Take the material below and retype it in full; pictures are left out.
────────────────────────────────────────
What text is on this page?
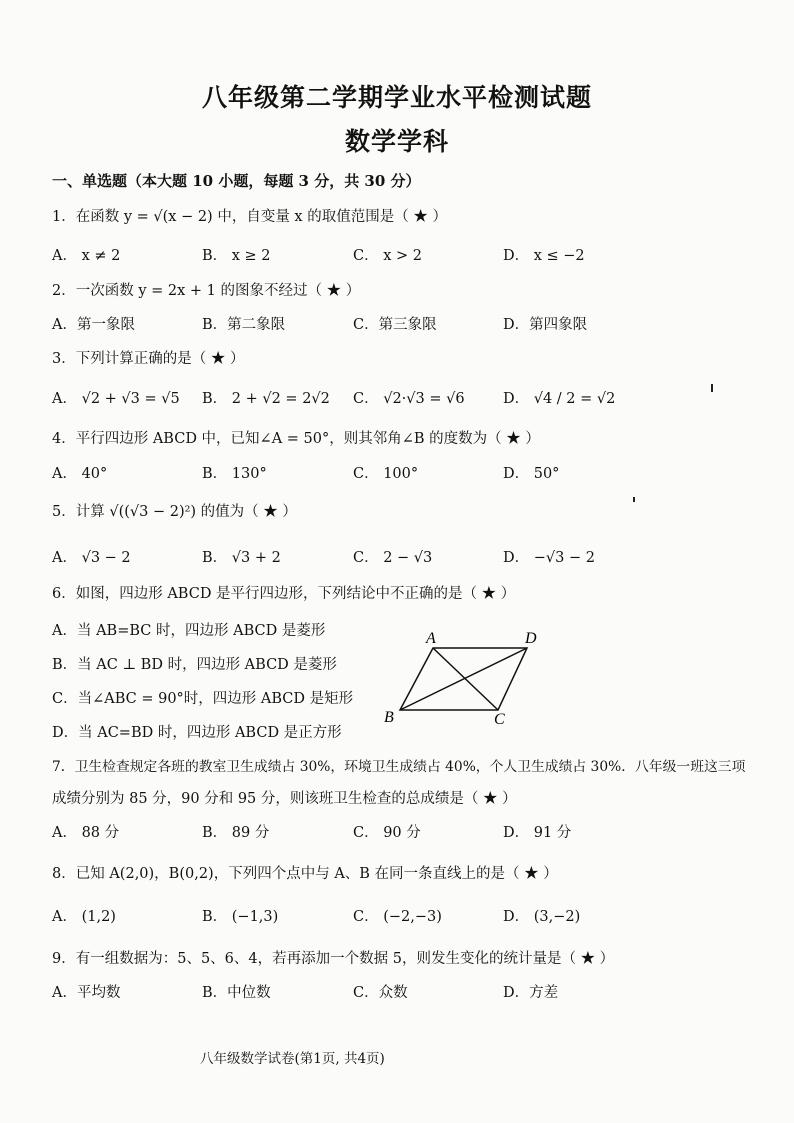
八年级第二学期学业水平检测试题
数学学科
一、单选题（本大题 10 小题，每题 3 分，共 30 分）
1．在函数 y = √(x − 2) 中，自变量 x 的取值范围是（ ★ ）
A． x ≠ 2	B． x ≥ 2	C． x > 2	D． x ≤ −2
2．一次函数 y = 2x + 1 的图象不经过（ ★ ）
A．第一象限	B．第二象限	C．第三象限	D．第四象限
3．下列计算正确的是（ ★ ）
A． √2 + √3 = √5 B． 2 + √2 = 2√2 C． √2·√3 = √6	D． √4 / 2 = √2
4．平行四边形 ABCD 中，已知∠A = 50°，则其邻角∠B 的度数为（ ★ ）
A． 40°	B． 130°	C． 100°	D． 50°
5．计算 √((√3 − 2)²) 的值为（ ★ ）
A． √3 − 2	B． √3 + 2	C． 2 − √3	D． −√3 − 2
6．如图，四边形 ABCD 是平行四边形，下列结论中不正确的是（ ★ ）
A．当 AB=BC 时，四边形 ABCD 是菱形
B．当 AC ⊥ BD 时，四边形 ABCD 是菱形
C．当∠ABC = 90°时，四边形 ABCD 是矩形
D．当 AC=BD 时，四边形 ABCD 是正方形
A	D
B	C
7．卫生检查规定各班的教室卫生成绩占 30%，环境卫生成绩占 40%，个人卫生成绩占 30%．八年级一班这三项
成绩分别为 85 分，90 分和 95 分，则该班卫生检查的总成绩是（ ★ ）
A． 88 分	B． 89 分	C． 90 分	D． 91 分
8．已知 A(2,0)，B(0,2)，下列四个点中与 A、B 在同一条直线上的是（ ★ ）
A． (1,2)	B． (−1,3)	C． (−2,−3)	D． (3,−2)
9．有一组数据为：5、5、6、4，若再添加一个数据 5，则发生变化的统计量是（ ★ ）
A．平均数	B．中位数	C．众数	D．方差
八年级数学试卷(第1页, 共4页)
────────────────────────────────────────
Output of the task:
What text is on this page?
八年级第二学期学业水平检测试题
数学学科
一、单选题（本大题 10 小题，每题 3 分，共 30 分）
1．在函数 y = √(x − 2) 中，自变量 x 的取值范围是（ ★ ）
A． x ≠ 2	B． x ≥ 2	C． x > 2	D． x ≤ −2
2．一次函数 y = 2x + 1 的图象不经过（ ★ ）
A．第一象限	B．第二象限	C．第三象限	D．第四象限
3．下列计算正确的是（ ★ ）
A． √2 + √3 = √5 B． 2 + √2 = 2√2 C． √2·√3 = √6	D． √4 / 2 = √2
4．平行四边形 ABCD 中，已知∠A = 50°，则其邻角∠B 的度数为（ ★ ）
A． 40°	B． 130°	C． 100°	D． 50°
5．计算 √((√3 − 2)²) 的值为（ ★ ）
A． √3 − 2	B． √3 + 2	C． 2 − √3	D． −√3 − 2
6．如图，四边形 ABCD 是平行四边形，下列结论中不正确的是（ ★ ）
A．当 AB=BC 时，四边形 ABCD 是菱形
B．当 AC ⊥ BD 时，四边形 ABCD 是菱形
C．当∠ABC = 90°时，四边形 ABCD 是矩形
D．当 AC=BD 时，四边形 ABCD 是正方形
A	D
B	C
7．卫生检查规定各班的教室卫生成绩占 30%，环境卫生成绩占 40%，个人卫生成绩占 30%．八年级一班这三项
成绩分别为 85 分，90 分和 95 分，则该班卫生检查的总成绩是（ ★ ）
A． 88 分	B． 89 分	C． 90 分	D． 91 分
8．已知 A(2,0)，B(0,2)，下列四个点中与 A、B 在同一条直线上的是（ ★ ）
A． (1,2)	B． (−1,3)	C． (−2,−3)	D． (3,−2)
9．有一组数据为：5、5、6、4，若再添加一个数据 5，则发生变化的统计量是（ ★ ）
A．平均数	B．中位数	C．众数	D．方差
八年级数学试卷(第1页, 共4页)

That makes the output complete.